_MATERIAL TO PROCESS_.
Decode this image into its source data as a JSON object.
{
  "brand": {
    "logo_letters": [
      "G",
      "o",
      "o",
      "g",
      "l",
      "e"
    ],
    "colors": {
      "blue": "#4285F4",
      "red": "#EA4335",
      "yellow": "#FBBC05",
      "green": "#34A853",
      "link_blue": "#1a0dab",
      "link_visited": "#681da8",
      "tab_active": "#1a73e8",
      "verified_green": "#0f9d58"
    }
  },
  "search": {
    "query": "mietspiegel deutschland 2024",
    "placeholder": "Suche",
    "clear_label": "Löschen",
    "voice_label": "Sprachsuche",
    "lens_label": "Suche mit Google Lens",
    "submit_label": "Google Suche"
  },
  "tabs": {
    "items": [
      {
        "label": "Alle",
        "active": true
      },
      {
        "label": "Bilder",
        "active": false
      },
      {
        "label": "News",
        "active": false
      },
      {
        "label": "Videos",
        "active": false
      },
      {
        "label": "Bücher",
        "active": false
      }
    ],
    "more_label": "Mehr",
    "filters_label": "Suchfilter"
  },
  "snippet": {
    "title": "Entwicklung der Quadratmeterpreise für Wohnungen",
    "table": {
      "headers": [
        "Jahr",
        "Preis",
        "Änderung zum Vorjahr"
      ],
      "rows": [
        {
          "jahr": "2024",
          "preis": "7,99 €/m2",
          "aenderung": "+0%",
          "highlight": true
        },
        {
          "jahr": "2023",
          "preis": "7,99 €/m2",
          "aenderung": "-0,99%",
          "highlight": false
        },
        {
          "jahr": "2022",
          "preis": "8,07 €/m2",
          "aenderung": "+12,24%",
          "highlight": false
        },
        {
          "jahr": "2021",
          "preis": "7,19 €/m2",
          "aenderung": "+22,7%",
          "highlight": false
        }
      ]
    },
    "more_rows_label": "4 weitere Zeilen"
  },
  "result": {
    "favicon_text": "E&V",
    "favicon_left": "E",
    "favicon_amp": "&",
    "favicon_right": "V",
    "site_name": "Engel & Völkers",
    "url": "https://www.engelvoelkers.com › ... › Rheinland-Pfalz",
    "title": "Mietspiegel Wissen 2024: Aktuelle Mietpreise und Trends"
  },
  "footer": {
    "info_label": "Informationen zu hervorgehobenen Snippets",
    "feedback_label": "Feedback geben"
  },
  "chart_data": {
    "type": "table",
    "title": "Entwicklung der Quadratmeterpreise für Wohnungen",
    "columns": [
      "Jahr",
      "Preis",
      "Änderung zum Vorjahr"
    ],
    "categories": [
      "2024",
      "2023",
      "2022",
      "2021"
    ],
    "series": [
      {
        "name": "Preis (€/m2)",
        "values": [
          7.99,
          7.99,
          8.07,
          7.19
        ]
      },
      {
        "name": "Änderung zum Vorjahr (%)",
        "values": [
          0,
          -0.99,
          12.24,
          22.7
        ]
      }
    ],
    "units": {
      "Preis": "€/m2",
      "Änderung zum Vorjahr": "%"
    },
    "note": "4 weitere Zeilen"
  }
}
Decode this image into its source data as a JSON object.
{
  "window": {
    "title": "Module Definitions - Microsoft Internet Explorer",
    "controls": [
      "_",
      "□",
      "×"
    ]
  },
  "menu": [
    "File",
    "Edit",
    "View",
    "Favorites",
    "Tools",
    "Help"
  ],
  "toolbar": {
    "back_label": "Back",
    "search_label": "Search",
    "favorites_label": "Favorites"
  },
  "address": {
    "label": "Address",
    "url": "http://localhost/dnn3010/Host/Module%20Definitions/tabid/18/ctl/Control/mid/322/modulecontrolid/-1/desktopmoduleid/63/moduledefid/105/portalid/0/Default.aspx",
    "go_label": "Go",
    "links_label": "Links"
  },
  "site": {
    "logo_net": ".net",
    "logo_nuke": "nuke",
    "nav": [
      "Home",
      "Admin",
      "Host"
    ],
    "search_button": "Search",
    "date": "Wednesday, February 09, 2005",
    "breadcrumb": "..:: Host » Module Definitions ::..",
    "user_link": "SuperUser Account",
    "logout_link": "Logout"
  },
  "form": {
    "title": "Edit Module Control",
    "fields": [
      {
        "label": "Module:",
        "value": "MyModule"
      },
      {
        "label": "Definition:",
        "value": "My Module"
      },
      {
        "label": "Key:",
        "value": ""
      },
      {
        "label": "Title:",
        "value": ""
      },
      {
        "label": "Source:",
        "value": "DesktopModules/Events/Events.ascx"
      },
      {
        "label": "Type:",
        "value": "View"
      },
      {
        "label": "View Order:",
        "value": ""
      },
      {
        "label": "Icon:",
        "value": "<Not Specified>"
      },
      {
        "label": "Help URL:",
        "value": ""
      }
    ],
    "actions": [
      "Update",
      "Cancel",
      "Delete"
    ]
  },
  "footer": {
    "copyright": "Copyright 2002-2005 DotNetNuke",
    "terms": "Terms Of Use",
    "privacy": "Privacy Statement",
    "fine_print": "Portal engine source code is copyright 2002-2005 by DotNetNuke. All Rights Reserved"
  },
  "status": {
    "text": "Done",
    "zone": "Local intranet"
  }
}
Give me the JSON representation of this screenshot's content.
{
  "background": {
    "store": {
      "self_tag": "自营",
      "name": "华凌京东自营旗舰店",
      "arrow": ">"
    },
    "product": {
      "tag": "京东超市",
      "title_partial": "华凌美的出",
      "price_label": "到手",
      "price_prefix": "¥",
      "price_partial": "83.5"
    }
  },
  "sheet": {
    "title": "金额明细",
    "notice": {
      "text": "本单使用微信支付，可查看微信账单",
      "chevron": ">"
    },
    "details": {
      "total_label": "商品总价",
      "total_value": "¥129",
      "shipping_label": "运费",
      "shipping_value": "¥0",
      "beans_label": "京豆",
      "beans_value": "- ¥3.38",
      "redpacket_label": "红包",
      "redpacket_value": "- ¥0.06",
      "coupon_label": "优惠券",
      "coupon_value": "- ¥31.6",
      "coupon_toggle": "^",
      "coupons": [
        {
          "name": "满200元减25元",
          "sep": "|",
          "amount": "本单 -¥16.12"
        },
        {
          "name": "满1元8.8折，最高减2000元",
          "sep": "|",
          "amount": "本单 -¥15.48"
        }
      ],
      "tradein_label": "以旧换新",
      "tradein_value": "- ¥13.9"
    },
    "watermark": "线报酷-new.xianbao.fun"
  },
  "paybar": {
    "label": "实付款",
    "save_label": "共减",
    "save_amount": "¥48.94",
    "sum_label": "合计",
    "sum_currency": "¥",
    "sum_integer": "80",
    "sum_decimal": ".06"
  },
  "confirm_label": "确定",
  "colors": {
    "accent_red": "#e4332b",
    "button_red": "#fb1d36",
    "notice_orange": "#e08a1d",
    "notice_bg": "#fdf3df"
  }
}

_INSTRUCTIONS TO FOLLOW_. Return what is listed above, exactly and completely.

_RESPONSE TO THIS EXERCISE_.
Decode this image into its source data as a JSON object.
{
  "brand": {
    "logo_letters": [
      "G",
      "o",
      "o",
      "g",
      "l",
      "e"
    ],
    "colors": {
      "blue": "#4285F4",
      "red": "#EA4335",
      "yellow": "#FBBC05",
      "green": "#34A853",
      "link_blue": "#1a0dab",
      "link_visited": "#681da8",
      "tab_active": "#1a73e8",
      "verified_green": "#0f9d58"
    }
  },
  "search": {
    "query": "mietspiegel deutschland 2024",
    "placeholder": "Suche",
    "clear_label": "Löschen",
    "voice_label": "Sprachsuche",
    "lens_label": "Suche mit Google Lens",
    "submit_label": "Google Suche"
  },
  "tabs": {
    "items": [
      {
        "label": "Alle",
        "active": true
      },
      {
        "label": "Bilder",
        "active": false
      },
      {
        "label": "News",
        "active": false
      },
      {
        "label": "Videos",
        "active": false
      },
      {
        "label": "Bücher",
        "active": false
      }
    ],
    "more_label": "Mehr",
    "filters_label": "Suchfilter"
  },
  "snippet": {
    "title": "Entwicklung der Quadratmeterpreise für Wohnungen",
    "table": {
      "headers": [
        "Jahr",
        "Preis",
        "Änderung zum Vorjahr"
      ],
      "rows": [
        {
          "jahr": "2024",
          "preis": "7,99 €/m2",
          "aenderung": "+0%",
          "highlight": true
        },
        {
          "jahr": "2023",
          "preis": "7,99 €/m2",
          "aenderung": "-0,99%",
          "highlight": false
        },
        {
          "jahr": "2022",
          "preis": "8,07 €/m2",
          "aenderung": "+12,24%",
          "highlight": false
        },
        {
          "jahr": "2021",
          "preis": "7,19 €/m2",
          "aenderung": "+22,7%",
          "highlight": false
        }
      ]
    },
    "more_rows_label": "4 weitere Zeilen"
  },
  "result": {
    "favicon_text": "E&V",
    "favicon_left": "E",
    "favicon_amp": "&",
    "favicon_right": "V",
    "site_name": "Engel & Völkers",
    "url": "https://www.engelvoelkers.com › ... › Rheinland-Pfalz",
    "title": "Mietspiegel Wissen 2024: Aktuelle Mietpreise und Trends"
  },
  "footer": {
    "info_label": "Informationen zu hervorgehobenen Snippets",
    "feedback_label": "Feedback geben"
  },
  "chart_data": {
    "type": "table",
    "title": "Entwicklung der Quadratmeterpreise für Wohnungen",
    "columns": [
      "Jahr",
      "Preis",
      "Änderung zum Vorjahr"
    ],
    "categories": [
      "2024",
      "2023",
      "2022",
      "2021"
    ],
    "series": [
      {
        "name": "Preis (€/m2)",
        "values": [
          7.99,
          7.99,
          8.07,
          7.19
        ]
      },
      {
        "name": "Änderung zum Vorjahr (%)",
        "values": [
          0,
          -0.99,
          12.24,
          22.7
        ]
      }
    ],
    "units": {
      "Preis": "€/m2",
      "Änderung zum Vorjahr": "%"
    },
    "note": "4 weitere Zeilen"
  }
}
Decode this image into its source data as a JSON object.
{
  "window": {
    "title": "Module Definitions - Microsoft Internet Explorer",
    "controls": [
      "_",
      "□",
      "×"
    ]
  },
  "menu": [
    "File",
    "Edit",
    "View",
    "Favorites",
    "Tools",
    "Help"
  ],
  "toolbar": {
    "back_label": "Back",
    "search_label": "Search",
    "favorites_label": "Favorites"
  },
  "address": {
    "label": "Address",
    "url": "http://localhost/dnn3010/Host/Module%20Definitions/tabid/18/ctl/Control/mid/322/modulecontrolid/-1/desktopmoduleid/63/moduledefid/105/portalid/0/Default.aspx",
    "go_label": "Go",
    "links_label": "Links"
  },
  "site": {
    "logo_net": ".net",
    "logo_nuke": "nuke",
    "nav": [
      "Home",
      "Admin",
      "Host"
    ],
    "search_button": "Search",
    "date": "Wednesday, February 09, 2005",
    "breadcrumb": "..:: Host » Module Definitions ::..",
    "user_link": "SuperUser Account",
    "logout_link": "Logout"
  },
  "form": {
    "title": "Edit Module Control",
    "fields": [
      {
        "label": "Module:",
        "value": "MyModule"
      },
      {
        "label": "Definition:",
        "value": "My Module"
      },
      {
        "label": "Key:",
        "value": ""
      },
      {
        "label": "Title:",
        "value": ""
      },
      {
        "label": "Source:",
        "value": "DesktopModules/Events/Events.ascx"
      },
      {
        "label": "Type:",
        "value": "View"
      },
      {
        "label": "View Order:",
        "value": ""
      },
      {
        "label": "Icon:",
        "value": "<Not Specified>"
      },
      {
        "label": "Help URL:",
        "value": ""
      }
    ],
    "actions": [
      "Update",
      "Cancel",
      "Delete"
    ]
  },
  "footer": {
    "copyright": "Copyright 2002-2005 DotNetNuke",
    "terms": "Terms Of Use",
    "privacy": "Privacy Statement",
    "fine_print": "Portal engine source code is copyright 2002-2005 by DotNetNuke. All Rights Reserved"
  },
  "status": {
    "text": "Done",
    "zone": "Local intranet"
  }
}
Give me the JSON representation of this screenshot's content.
{
  "background": {
    "store": {
      "self_tag": "自营",
      "name": "华凌京东自营旗舰店",
      "arrow": ">"
    },
    "product": {
      "tag": "京东超市",
      "title_partial": "华凌美的出",
      "price_label": "到手",
      "price_prefix": "¥",
      "price_partial": "83.5"
    }
  },
  "sheet": {
    "title": "金额明细",
    "notice": {
      "text": "本单使用微信支付，可查看微信账单",
      "chevron": ">"
    },
    "details": {
      "total_label": "商品总价",
      "total_value": "¥129",
      "shipping_label": "运费",
      "shipping_value": "¥0",
      "beans_label": "京豆",
      "beans_value": "- ¥3.38",
      "redpacket_label": "红包",
      "redpacket_value": "- ¥0.06",
      "coupon_label": "优惠券",
      "coupon_value": "- ¥31.6",
      "coupon_toggle": "^",
      "coupons": [
        {
          "name": "满200元减25元",
          "sep": "|",
          "amount": "本单 -¥16.12"
        },
        {
          "name": "满1元8.8折，最高减2000元",
          "sep": "|",
          "amount": "本单 -¥15.48"
        }
      ],
      "tradein_label": "以旧换新",
      "tradein_value": "- ¥13.9"
    },
    "watermark": "线报酷-new.xianbao.fun"
  },
  "paybar": {
    "label": "实付款",
    "save_label": "共减",
    "save_amount": "¥48.94",
    "sum_label": "合计",
    "sum_currency": "¥",
    "sum_integer": "80",
    "sum_decimal": ".06"
  },
  "confirm_label": "确定",
  "colors": {
    "accent_red": "#e4332b",
    "button_red": "#fb1d36",
    "notice_orange": "#e08a1d",
    "notice_bg": "#fdf3df"
  }
}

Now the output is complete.